(Dataset items)

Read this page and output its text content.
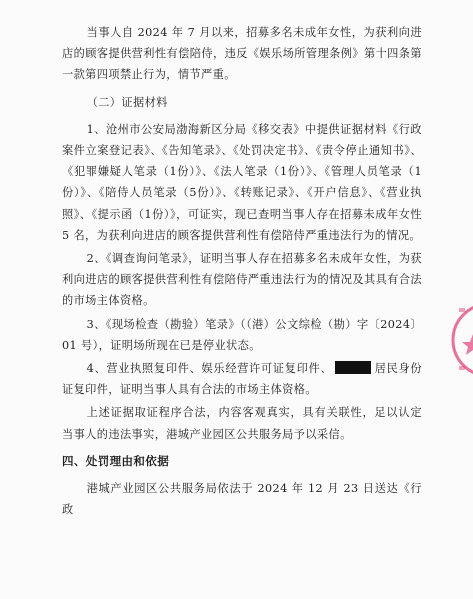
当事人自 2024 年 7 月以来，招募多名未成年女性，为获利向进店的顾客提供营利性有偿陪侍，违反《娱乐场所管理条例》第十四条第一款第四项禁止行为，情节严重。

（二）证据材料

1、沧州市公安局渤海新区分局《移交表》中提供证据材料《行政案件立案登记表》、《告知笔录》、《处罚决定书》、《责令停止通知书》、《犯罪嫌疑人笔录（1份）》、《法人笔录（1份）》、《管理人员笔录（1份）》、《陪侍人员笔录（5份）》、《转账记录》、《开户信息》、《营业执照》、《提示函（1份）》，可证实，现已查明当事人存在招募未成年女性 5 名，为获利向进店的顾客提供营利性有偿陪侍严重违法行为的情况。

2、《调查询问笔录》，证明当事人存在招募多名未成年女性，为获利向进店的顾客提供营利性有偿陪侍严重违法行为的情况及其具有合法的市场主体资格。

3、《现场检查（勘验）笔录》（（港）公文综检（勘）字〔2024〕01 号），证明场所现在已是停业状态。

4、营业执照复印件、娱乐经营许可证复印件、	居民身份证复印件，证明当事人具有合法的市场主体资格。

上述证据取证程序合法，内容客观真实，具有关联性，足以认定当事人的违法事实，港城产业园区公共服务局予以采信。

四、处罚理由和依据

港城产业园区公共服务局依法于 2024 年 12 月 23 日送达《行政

==

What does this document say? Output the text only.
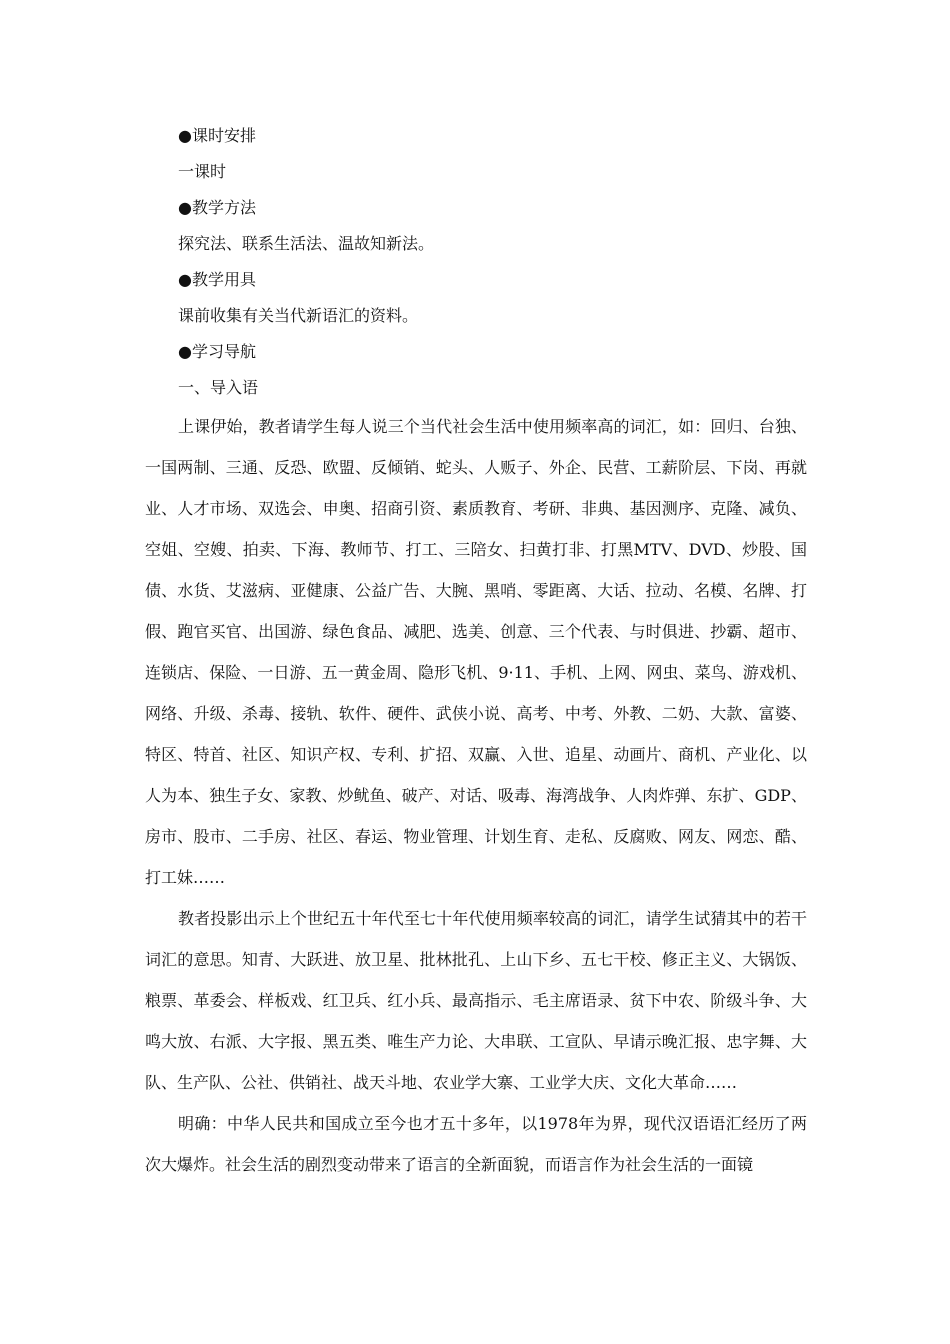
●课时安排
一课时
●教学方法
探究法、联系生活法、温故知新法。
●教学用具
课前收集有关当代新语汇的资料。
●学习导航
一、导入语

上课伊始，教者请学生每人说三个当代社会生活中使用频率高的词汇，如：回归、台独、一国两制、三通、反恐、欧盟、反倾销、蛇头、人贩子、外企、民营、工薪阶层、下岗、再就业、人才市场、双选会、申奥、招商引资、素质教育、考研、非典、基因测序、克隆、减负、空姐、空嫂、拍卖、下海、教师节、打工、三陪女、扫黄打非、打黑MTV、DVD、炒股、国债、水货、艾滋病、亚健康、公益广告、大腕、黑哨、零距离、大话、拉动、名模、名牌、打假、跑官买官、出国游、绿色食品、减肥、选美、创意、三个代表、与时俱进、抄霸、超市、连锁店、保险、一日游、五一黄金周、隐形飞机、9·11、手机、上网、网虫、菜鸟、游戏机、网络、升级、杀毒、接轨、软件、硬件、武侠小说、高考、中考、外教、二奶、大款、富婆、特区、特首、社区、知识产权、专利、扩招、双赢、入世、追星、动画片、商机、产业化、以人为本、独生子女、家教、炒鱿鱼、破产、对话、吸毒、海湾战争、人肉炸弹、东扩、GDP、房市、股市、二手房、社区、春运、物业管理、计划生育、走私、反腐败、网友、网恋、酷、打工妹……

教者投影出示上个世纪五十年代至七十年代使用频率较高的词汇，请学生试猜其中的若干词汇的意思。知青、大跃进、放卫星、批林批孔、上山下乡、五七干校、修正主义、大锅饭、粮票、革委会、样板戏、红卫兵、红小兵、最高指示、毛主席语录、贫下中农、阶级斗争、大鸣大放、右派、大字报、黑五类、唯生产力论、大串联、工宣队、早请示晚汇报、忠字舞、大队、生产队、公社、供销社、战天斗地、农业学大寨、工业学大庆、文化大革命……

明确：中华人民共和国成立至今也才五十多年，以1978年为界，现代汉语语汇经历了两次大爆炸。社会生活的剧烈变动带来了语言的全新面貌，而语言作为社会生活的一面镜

TASK OBJECTIVE:
Which lines include the word "this"? Copy every one of them.

THE REPLY:
Read this page and output its text content.
What does this document say? Output the text only.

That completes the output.